Page images and their text
---+---

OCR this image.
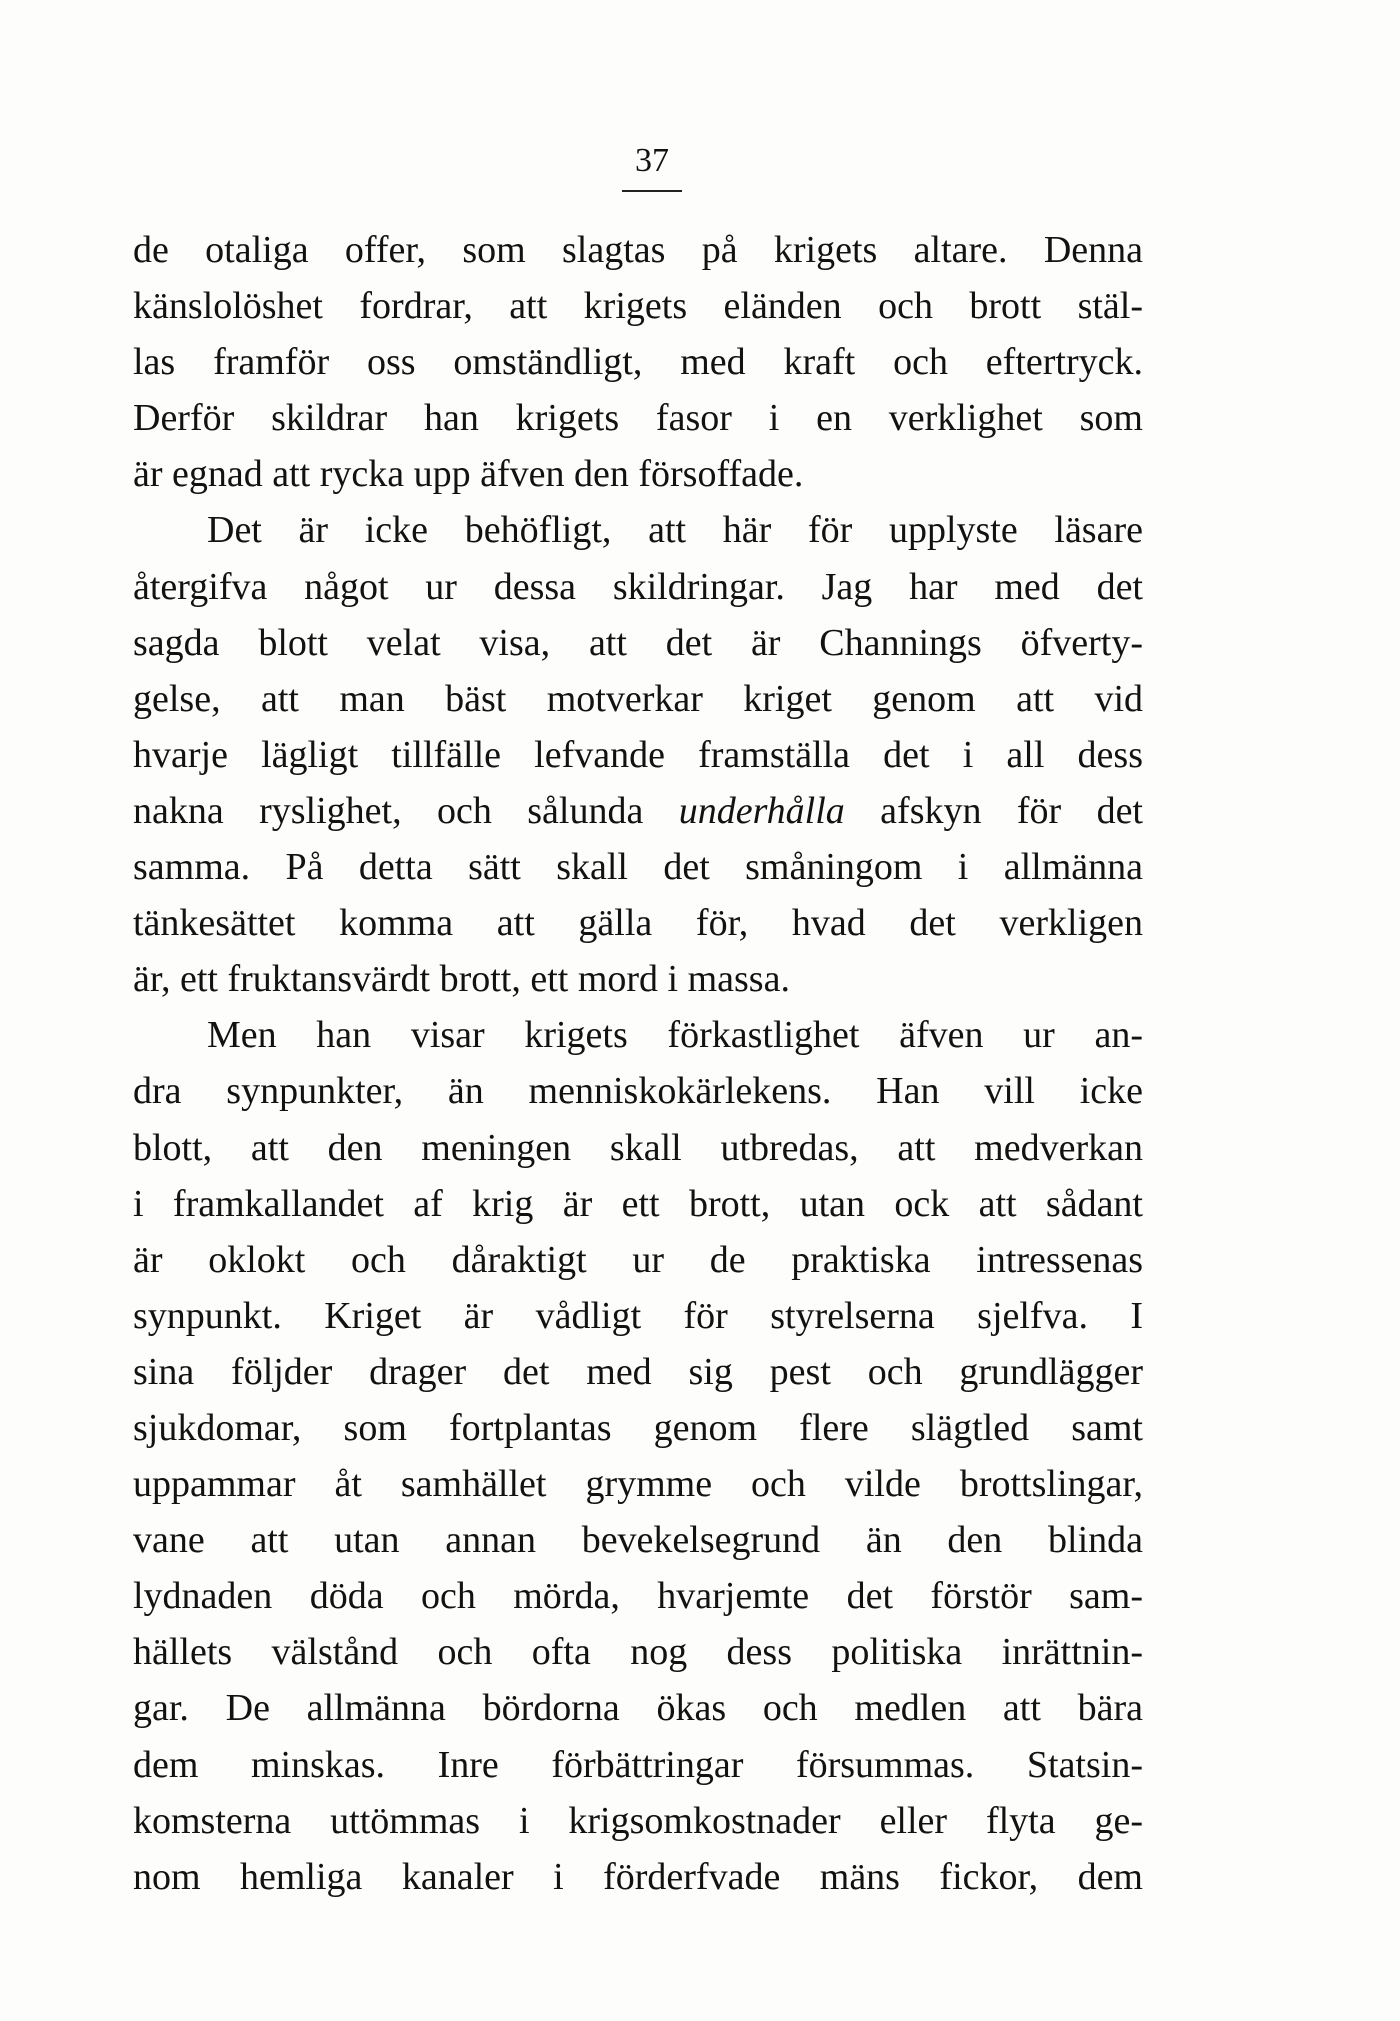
37
de otaliga offer, som slagtas på krigets altare. Denna
känslolöshet fordrar, att krigets eländen och brott stäl-
las framför oss omständligt, med kraft och eftertryck.
Derför skildrar han krigets fasor i en verklighet som
är egnad att rycka upp äfven den försoffade.
Det är icke behöfligt, att här för upplyste läsare
återgifva något ur dessa skildringar. Jag har med det
sagda blott velat visa, att det är Channings öfverty-
gelse, att man bäst motverkar kriget genom att vid
hvarje lägligt tillfälle lefvande framställa det i all dess
nakna ryslighet, och sålunda underhålla afskyn för det
samma. På detta sätt skall det småningom i allmänna
tänkesättet komma att gälla för, hvad det verkligen
är, ett fruktansvärdt brott, ett mord i massa.
Men han visar krigets förkastlighet äfven ur an-
dra synpunkter, än menniskokärlekens. Han vill icke
blott, att den meningen skall utbredas, att medverkan
i framkallandet af krig är ett brott, utan ock att sådant
är oklokt och dåraktigt ur de praktiska intressenas
synpunkt. Kriget är vådligt för styrelserna sjelfva. I
sina följder drager det med sig pest och grundlägger
sjukdomar, som fortplantas genom flere slägtled samt
uppammar åt samhället grymme och vilde brottslingar,
vane att utan annan bevekelsegrund än den blinda
lydnaden döda och mörda, hvarjemte det förstör sam-
hällets välstånd och ofta nog dess politiska inrättnin-
gar. De allmänna bördorna ökas och medlen att bära
dem minskas. Inre förbättringar försummas. Statsin-
komsterna uttömmas i krigsomkostnader eller flyta ge-
nom hemliga kanaler i förderfvade mäns fickor, dem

---+---

What you need to do:
Find the word "icke" in the records. Copy every line it appears in.

Result:
Det är icke behöfligt, att här för upplyste läsare
dra synpunkter, än menniskokärlekens. Han vill icke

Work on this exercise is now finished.